> Exercise prompt
Print the lines below exactly, starting at the first line of the records and stopping after the line that contains "media-watermark: onlyfans.c m/CindyMoon7".

(Records taken from a data source)
++++++
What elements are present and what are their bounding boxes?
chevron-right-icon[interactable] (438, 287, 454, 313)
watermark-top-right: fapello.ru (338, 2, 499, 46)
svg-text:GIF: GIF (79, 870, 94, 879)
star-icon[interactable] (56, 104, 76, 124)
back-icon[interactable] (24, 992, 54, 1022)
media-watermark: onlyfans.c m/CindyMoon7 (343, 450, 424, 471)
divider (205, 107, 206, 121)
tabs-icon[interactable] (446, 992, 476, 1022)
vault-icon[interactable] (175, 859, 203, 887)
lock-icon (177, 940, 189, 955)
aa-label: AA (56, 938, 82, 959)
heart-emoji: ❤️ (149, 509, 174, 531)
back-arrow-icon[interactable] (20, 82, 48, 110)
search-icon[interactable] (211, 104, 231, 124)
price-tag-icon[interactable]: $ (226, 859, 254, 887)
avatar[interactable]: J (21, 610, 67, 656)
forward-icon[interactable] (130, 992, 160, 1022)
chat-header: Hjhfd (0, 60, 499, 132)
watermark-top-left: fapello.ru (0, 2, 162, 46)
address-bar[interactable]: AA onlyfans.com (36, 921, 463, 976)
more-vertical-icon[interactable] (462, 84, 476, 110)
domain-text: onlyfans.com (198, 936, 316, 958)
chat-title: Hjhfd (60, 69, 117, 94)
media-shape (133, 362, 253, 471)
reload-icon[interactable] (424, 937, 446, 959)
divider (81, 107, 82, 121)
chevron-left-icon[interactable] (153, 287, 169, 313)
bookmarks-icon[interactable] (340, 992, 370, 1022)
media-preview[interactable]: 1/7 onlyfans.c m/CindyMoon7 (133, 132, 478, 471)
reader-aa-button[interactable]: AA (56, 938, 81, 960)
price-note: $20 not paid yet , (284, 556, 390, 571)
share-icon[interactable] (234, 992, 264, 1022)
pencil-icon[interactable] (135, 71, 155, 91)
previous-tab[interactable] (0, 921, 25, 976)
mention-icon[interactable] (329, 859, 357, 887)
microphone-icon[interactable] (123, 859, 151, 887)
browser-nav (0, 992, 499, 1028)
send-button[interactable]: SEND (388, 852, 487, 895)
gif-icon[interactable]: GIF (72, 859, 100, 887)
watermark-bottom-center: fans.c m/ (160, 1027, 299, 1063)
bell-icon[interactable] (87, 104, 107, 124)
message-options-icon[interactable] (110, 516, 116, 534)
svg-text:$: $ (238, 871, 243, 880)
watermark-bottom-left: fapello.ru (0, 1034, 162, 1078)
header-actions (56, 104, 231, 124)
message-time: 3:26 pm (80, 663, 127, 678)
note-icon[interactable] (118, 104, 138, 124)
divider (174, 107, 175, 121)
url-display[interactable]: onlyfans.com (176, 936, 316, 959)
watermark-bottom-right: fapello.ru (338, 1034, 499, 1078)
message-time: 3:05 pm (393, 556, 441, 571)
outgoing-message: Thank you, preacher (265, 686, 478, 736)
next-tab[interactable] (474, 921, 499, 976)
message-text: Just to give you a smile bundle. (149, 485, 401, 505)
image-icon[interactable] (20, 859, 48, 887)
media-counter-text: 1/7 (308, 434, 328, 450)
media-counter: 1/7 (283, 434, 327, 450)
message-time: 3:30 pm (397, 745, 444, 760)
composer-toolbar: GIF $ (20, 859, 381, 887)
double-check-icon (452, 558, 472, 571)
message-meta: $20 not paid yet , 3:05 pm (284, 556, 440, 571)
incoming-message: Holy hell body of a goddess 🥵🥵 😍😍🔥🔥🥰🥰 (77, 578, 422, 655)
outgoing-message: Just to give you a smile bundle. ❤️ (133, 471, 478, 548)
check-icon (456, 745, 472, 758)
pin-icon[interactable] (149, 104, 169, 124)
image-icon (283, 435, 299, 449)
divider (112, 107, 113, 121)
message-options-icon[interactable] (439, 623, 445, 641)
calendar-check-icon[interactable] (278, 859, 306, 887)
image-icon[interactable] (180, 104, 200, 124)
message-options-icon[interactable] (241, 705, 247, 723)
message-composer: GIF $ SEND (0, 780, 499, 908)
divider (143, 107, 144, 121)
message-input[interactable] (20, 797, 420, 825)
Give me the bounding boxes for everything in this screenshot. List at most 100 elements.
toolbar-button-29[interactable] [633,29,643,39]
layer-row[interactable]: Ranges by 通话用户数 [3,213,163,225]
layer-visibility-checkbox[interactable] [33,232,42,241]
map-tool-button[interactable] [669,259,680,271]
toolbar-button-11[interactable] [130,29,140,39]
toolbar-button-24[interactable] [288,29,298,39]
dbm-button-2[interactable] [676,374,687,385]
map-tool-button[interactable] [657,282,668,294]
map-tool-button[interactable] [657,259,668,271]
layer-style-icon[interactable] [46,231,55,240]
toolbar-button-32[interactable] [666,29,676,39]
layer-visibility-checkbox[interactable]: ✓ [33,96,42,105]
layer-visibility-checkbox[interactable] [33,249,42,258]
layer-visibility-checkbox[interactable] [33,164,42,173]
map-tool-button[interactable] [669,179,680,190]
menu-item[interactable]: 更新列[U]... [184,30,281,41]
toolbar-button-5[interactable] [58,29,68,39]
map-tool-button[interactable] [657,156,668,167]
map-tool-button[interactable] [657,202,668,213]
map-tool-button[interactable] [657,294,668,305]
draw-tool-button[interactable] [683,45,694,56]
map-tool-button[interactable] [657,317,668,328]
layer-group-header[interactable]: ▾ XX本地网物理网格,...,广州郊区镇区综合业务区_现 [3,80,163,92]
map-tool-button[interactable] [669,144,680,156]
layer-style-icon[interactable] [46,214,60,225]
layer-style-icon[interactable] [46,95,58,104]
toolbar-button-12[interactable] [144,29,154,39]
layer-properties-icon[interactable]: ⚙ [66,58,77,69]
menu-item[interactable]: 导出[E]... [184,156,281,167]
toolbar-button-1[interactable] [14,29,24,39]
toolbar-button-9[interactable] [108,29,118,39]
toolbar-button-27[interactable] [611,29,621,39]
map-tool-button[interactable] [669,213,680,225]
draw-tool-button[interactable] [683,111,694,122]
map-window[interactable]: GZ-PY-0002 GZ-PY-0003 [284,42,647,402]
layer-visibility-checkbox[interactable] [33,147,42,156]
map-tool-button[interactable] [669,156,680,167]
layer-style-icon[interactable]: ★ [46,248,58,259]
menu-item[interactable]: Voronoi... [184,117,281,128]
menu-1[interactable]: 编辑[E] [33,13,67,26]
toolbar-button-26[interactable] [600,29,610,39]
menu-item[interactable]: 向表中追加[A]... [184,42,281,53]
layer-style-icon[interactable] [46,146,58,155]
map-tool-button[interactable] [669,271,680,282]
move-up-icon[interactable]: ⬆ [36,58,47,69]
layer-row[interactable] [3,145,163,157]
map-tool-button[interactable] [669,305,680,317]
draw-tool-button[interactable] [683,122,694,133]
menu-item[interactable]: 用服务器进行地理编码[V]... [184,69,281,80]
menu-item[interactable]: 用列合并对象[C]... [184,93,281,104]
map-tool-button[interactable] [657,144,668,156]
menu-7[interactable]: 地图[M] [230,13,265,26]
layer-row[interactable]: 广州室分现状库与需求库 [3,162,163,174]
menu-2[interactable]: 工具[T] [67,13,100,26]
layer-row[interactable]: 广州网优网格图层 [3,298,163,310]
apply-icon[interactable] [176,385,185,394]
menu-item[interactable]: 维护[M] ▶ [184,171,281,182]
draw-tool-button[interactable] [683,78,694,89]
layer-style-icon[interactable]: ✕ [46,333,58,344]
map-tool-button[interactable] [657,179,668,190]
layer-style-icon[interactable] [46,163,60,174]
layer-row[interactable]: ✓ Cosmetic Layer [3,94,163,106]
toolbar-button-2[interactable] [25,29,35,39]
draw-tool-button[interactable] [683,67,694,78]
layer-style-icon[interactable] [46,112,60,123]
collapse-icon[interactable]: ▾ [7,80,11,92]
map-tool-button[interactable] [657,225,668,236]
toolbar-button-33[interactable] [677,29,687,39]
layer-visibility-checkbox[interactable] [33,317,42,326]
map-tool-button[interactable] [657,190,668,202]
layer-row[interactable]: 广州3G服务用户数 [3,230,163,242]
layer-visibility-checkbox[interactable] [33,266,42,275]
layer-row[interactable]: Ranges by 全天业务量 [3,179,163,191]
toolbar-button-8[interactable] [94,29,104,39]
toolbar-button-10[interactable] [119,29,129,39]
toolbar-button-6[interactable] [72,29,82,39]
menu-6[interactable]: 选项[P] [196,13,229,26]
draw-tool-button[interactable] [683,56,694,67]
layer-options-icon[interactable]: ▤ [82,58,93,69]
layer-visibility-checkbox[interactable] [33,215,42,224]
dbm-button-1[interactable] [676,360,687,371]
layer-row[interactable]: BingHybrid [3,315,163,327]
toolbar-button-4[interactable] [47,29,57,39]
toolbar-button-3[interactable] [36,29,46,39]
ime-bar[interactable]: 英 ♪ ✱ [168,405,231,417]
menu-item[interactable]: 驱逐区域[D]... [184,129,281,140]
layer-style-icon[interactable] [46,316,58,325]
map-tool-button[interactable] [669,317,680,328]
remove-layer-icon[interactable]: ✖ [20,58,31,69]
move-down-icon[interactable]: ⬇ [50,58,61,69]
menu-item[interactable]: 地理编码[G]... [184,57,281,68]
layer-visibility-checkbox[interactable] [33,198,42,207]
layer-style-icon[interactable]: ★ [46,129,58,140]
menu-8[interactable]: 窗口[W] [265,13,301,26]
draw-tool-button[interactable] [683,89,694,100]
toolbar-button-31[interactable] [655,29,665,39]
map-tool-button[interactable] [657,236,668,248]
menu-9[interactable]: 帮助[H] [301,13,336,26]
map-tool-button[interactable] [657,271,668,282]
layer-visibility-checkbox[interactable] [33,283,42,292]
++++++
> Solution below
What elements are present and what are their bounding boxes?
chevron-right-icon[interactable] (438, 287, 454, 313)
watermark-top-right: fapello.ru (338, 2, 499, 46)
svg-text:GIF: GIF (79, 870, 94, 879)
star-icon[interactable] (56, 104, 76, 124)
back-icon[interactable] (24, 992, 54, 1022)
media-watermark: onlyfans.c m/CindyMoon7 (343, 450, 424, 471)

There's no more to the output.